[Start of Dataset rows]

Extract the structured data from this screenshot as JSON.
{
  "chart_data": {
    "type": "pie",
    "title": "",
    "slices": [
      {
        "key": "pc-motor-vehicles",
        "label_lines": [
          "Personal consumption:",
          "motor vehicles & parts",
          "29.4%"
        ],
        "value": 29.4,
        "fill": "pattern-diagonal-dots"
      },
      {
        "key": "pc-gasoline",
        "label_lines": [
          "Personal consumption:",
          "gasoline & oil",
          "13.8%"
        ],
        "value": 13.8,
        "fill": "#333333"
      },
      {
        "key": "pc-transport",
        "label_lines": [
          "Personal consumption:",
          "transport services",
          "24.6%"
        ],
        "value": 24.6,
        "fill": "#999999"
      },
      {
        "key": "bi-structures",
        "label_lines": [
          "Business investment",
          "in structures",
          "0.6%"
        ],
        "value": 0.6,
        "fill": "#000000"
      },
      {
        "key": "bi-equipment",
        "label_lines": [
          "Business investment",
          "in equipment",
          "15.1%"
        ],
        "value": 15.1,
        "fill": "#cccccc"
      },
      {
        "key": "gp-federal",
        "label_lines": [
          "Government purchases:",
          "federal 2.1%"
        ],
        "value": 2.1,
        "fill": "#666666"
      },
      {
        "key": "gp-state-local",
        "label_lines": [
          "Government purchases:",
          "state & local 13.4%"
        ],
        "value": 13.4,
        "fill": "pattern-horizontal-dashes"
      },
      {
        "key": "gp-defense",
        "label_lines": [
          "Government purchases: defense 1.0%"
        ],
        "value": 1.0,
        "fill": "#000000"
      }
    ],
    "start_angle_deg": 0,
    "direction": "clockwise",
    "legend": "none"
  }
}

[End of Dataset rows]

● Task details
Extract the listing in its entirety and repeat it exactly.

● Answer
Extract the structured data from this screenshot as JSON.
{
  "chart_data": {
    "type": "pie",
    "title": "",
    "slices": [
      {
        "key": "pc-motor-vehicles",
        "label_lines": [
          "Personal consumption:",
          "motor vehicles & parts",
          "29.4%"
        ],
        "value": 29.4,
        "fill": "pattern-diagonal-dots"
      },
      {
        "key": "pc-gasoline",
        "label_lines": [
          "Personal consumption:",
          "gasoline & oil",
          "13.8%"
        ],
        "value": 13.8,
        "fill": "#333333"
      },
      {
        "key": "pc-transport",
        "label_lines": [
          "Personal consumption:",
          "transport services",
          "24.6%"
        ],
        "value": 24.6,
        "fill": "#999999"
      },
      {
        "key": "bi-structures",
        "label_lines": [
          "Business investment",
          "in structures",
          "0.6%"
        ],
        "value": 0.6,
        "fill": "#000000"
      },
      {
        "key": "bi-equipment",
        "label_lines": [
          "Business investment",
          "in equipment",
          "15.1%"
        ],
        "value": 15.1,
        "fill": "#cccccc"
      },
      {
        "key": "gp-federal",
        "label_lines": [
          "Government purchases:",
          "federal 2.1%"
        ],
        "value": 2.1,
        "fill": "#666666"
      },
      {
        "key": "gp-state-local",
        "label_lines": [
          "Government purchases:",
          "state & local 13.4%"
        ],
        "value": 13.4,
        "fill": "pattern-horizontal-dashes"
      },
      {
        "key": "gp-defense",
        "label_lines": [
          "Government purchases: defense 1.0%"
        ],
        "value": 1.0,
        "fill": "#000000"
      }
    ],
    "start_angle_deg": 0,
    "direction": "clockwise",
    "legend": "none"
  }
}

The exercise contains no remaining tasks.